#### [GIVEN RECORDS]

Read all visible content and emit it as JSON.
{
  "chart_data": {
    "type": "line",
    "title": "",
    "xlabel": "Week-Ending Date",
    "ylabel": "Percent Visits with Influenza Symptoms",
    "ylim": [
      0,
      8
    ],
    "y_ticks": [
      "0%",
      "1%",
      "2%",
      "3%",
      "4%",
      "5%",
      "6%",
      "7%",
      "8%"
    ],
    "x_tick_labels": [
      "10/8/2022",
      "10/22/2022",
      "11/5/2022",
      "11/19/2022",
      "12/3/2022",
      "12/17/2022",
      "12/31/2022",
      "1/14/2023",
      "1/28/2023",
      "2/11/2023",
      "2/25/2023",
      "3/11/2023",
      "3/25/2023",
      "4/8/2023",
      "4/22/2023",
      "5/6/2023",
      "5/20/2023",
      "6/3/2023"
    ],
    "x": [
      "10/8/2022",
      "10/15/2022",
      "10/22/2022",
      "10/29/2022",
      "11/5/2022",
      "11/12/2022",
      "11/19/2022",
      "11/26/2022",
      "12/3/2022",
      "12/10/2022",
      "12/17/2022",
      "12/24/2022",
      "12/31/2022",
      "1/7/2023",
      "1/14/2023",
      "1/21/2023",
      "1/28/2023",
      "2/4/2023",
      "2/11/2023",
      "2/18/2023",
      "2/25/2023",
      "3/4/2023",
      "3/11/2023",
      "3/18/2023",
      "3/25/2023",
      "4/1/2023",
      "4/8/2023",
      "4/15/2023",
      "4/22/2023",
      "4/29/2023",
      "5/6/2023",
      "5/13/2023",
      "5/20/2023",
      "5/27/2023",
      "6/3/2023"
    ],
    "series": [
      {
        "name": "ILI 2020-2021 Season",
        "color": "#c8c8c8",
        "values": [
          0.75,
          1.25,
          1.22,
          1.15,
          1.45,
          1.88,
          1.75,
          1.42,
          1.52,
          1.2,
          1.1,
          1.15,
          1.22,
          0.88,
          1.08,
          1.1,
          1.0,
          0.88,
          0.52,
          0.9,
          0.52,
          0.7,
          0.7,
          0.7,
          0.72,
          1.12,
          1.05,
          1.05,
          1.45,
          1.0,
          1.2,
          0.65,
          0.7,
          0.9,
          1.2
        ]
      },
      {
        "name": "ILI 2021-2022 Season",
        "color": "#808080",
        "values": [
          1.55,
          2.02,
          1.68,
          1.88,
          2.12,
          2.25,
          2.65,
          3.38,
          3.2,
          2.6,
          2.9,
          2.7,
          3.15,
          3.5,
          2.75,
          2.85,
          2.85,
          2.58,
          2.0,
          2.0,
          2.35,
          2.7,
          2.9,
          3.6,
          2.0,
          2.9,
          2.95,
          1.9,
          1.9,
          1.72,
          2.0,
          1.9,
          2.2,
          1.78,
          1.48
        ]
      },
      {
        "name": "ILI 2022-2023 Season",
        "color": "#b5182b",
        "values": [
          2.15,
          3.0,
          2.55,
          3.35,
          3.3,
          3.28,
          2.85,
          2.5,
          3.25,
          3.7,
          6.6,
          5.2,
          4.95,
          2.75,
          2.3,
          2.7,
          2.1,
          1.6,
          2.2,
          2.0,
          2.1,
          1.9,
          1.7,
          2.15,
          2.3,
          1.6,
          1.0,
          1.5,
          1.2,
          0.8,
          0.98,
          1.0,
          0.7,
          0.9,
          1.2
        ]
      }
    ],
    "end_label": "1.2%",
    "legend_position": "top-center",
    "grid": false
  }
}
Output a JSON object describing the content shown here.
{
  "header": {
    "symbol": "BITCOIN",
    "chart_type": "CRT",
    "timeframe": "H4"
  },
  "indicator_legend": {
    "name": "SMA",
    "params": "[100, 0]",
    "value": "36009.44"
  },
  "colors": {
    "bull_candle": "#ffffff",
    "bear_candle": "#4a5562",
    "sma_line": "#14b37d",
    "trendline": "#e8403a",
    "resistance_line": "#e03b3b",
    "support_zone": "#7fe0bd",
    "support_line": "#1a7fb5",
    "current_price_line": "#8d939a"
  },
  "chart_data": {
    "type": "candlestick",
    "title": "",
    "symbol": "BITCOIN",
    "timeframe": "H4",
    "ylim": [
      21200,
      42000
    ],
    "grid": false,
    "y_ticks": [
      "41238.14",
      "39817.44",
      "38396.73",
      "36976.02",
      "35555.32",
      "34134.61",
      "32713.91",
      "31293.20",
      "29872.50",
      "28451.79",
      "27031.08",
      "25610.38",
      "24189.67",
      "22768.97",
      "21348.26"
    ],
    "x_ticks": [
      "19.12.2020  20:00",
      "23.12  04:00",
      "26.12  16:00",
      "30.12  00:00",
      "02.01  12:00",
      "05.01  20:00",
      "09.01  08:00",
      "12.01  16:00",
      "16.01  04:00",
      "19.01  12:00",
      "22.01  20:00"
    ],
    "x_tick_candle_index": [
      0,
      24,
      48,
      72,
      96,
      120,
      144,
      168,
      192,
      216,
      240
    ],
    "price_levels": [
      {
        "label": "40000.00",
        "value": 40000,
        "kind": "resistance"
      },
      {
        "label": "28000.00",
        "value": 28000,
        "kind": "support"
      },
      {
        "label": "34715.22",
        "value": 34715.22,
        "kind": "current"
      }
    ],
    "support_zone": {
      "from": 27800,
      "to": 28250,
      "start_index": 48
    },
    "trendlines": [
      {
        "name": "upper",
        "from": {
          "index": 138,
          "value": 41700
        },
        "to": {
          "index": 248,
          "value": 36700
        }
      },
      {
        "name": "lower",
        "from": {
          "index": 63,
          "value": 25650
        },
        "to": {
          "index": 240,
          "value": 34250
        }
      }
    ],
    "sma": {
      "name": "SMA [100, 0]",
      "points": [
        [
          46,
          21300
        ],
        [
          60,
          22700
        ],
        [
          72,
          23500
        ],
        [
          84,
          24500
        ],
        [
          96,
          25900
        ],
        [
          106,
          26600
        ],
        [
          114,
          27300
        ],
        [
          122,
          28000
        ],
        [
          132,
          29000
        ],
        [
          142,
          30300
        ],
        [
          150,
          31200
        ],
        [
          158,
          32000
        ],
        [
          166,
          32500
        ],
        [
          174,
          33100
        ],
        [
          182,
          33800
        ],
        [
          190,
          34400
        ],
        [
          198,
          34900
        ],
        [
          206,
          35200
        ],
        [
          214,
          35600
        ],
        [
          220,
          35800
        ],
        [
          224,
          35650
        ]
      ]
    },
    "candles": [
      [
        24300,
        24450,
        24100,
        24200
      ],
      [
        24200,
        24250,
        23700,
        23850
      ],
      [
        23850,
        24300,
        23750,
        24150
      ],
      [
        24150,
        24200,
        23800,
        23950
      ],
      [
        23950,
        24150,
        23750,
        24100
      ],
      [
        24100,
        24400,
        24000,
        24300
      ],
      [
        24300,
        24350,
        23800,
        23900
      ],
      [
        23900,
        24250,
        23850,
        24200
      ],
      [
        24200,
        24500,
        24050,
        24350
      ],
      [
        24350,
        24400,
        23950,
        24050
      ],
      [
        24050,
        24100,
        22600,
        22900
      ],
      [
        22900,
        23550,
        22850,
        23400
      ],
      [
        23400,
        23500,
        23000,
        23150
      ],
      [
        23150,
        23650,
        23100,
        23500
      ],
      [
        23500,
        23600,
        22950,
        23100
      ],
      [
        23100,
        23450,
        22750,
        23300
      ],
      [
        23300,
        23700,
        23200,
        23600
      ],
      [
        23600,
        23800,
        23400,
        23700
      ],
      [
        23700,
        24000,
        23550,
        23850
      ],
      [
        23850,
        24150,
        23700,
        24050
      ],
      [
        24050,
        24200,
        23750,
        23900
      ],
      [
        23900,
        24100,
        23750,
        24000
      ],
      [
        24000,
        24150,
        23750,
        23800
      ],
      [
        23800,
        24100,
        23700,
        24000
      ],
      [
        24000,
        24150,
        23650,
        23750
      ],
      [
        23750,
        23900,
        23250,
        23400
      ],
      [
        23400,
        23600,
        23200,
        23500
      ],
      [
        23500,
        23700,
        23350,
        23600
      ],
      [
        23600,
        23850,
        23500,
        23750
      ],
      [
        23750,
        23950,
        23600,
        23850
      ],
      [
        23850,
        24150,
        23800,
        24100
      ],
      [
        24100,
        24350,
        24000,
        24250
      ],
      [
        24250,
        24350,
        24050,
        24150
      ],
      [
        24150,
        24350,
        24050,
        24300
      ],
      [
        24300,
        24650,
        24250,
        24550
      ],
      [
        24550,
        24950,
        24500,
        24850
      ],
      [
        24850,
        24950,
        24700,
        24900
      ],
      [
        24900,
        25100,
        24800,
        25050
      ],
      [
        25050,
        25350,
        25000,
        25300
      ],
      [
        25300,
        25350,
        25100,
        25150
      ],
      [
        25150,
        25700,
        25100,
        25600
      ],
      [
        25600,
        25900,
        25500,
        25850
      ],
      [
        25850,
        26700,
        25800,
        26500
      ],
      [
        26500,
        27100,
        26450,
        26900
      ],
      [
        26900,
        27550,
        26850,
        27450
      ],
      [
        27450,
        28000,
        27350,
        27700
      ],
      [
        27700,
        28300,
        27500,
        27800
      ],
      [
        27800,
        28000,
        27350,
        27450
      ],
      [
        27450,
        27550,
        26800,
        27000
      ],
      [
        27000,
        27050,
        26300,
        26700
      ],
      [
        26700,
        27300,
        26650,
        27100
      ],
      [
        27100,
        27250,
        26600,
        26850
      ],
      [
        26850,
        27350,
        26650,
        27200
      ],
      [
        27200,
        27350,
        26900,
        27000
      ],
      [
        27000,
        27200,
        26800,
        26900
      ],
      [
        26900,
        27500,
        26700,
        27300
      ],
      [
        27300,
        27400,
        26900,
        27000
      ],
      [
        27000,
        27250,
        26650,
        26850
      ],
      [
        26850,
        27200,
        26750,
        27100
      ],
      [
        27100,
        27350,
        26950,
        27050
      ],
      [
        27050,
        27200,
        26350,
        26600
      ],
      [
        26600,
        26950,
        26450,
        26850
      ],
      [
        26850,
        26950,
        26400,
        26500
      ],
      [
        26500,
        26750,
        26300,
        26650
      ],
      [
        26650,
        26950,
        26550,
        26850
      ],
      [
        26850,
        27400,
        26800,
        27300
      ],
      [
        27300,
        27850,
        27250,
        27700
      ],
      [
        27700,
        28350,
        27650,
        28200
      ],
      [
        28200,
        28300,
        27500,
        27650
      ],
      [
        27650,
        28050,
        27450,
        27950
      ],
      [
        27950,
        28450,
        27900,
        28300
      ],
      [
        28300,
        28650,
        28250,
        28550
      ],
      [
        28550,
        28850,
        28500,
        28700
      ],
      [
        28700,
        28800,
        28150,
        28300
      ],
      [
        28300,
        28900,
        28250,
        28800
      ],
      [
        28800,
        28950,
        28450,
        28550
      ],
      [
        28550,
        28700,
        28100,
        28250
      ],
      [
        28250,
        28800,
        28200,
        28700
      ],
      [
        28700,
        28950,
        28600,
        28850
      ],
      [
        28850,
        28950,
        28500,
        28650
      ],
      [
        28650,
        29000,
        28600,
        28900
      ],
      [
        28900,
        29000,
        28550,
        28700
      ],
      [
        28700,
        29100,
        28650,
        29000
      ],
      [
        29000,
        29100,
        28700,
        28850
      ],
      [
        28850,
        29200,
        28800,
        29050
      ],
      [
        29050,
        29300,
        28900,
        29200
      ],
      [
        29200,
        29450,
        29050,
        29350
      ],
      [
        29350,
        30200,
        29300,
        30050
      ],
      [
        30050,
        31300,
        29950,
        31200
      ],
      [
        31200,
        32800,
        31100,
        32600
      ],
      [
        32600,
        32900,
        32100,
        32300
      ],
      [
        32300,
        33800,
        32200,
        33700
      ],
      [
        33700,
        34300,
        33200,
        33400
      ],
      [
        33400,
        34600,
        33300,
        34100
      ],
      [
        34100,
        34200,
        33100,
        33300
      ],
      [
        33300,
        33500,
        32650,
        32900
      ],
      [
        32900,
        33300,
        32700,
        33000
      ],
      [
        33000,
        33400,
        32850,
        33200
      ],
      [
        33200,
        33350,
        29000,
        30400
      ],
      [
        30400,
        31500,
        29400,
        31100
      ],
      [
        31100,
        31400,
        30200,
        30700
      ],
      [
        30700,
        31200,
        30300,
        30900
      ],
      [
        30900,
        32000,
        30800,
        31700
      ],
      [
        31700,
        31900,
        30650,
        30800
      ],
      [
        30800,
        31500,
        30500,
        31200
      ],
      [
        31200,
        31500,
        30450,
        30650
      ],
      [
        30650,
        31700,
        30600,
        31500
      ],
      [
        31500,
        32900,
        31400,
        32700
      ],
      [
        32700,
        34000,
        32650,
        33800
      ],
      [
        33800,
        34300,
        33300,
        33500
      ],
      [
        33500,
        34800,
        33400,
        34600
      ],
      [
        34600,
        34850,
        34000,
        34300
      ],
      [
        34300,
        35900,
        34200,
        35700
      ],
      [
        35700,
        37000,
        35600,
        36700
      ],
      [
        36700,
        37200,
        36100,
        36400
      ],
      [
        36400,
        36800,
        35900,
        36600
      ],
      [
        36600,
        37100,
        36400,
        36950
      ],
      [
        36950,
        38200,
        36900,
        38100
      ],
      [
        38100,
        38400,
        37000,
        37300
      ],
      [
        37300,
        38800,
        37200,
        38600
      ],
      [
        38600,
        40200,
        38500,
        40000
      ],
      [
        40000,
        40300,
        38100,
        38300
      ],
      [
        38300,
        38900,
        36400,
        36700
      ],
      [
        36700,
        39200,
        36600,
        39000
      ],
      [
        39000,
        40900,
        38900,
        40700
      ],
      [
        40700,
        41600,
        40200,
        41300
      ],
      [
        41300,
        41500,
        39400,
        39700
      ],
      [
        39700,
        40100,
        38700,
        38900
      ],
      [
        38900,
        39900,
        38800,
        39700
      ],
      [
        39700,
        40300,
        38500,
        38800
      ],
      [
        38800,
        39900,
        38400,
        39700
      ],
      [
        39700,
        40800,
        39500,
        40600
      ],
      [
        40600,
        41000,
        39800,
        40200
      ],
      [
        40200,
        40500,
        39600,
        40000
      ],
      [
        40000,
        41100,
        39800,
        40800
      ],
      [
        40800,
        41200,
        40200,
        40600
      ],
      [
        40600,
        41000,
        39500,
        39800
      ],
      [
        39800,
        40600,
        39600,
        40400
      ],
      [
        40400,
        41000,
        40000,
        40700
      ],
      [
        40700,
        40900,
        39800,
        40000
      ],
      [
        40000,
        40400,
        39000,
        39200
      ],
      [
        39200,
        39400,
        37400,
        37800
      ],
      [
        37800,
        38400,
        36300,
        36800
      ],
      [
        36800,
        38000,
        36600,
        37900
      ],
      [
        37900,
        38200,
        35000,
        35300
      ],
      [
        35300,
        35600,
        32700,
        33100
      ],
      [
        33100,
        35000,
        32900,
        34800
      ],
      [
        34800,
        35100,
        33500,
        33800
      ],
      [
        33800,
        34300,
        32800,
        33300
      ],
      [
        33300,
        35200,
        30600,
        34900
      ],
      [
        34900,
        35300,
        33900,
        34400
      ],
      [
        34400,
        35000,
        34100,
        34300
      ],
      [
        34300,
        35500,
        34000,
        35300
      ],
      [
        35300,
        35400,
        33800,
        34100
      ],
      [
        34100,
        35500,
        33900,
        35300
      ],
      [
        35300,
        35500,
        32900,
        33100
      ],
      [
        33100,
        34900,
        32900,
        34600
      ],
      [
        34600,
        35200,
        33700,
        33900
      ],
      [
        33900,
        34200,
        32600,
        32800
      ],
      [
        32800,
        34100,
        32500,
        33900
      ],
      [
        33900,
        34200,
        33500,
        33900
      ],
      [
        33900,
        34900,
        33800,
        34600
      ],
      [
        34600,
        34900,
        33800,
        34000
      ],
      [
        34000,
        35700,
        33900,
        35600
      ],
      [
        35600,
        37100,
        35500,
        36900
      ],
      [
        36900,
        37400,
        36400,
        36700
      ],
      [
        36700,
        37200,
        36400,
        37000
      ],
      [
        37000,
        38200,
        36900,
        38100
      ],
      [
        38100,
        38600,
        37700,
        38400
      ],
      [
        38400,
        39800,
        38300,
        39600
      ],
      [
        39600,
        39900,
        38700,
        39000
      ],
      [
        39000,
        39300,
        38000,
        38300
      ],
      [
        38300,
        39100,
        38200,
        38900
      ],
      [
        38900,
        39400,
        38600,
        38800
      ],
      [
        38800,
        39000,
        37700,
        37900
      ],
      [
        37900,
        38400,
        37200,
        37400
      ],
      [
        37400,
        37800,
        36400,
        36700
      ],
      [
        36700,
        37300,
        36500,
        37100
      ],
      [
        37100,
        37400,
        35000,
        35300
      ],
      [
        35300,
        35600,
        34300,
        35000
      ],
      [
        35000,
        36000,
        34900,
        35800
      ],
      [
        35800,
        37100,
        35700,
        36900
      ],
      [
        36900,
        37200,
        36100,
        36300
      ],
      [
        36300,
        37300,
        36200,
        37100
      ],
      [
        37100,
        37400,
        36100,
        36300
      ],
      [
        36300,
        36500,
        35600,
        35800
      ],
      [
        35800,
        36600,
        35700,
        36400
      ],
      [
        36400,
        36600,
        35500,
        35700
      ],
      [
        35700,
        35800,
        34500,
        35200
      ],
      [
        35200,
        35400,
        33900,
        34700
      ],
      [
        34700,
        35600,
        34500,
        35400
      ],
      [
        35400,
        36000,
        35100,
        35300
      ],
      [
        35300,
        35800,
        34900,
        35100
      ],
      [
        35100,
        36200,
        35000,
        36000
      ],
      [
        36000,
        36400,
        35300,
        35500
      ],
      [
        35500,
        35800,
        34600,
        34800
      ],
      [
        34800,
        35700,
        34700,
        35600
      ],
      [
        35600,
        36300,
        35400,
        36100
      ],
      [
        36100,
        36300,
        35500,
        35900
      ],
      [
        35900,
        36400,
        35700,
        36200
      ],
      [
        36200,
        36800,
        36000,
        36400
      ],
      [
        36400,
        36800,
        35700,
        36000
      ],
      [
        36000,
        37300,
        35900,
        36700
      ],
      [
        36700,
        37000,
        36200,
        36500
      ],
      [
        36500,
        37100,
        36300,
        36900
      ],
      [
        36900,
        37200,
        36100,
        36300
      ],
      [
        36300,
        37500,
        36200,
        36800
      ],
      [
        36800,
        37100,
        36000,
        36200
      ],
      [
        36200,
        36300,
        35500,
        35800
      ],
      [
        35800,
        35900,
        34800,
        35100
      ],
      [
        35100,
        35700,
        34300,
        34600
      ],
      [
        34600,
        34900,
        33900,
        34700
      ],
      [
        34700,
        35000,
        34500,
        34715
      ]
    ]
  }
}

#### [GOAL OF THE EXERCISE]
Review the preceding data and report every line that includes the string "Season".

#### [EXPECTED OUTPUT]
        "name": "ILI 2020-2021 Season",
        "name": "ILI 2021-2022 Season",
        "name": "ILI 2022-2023 Season",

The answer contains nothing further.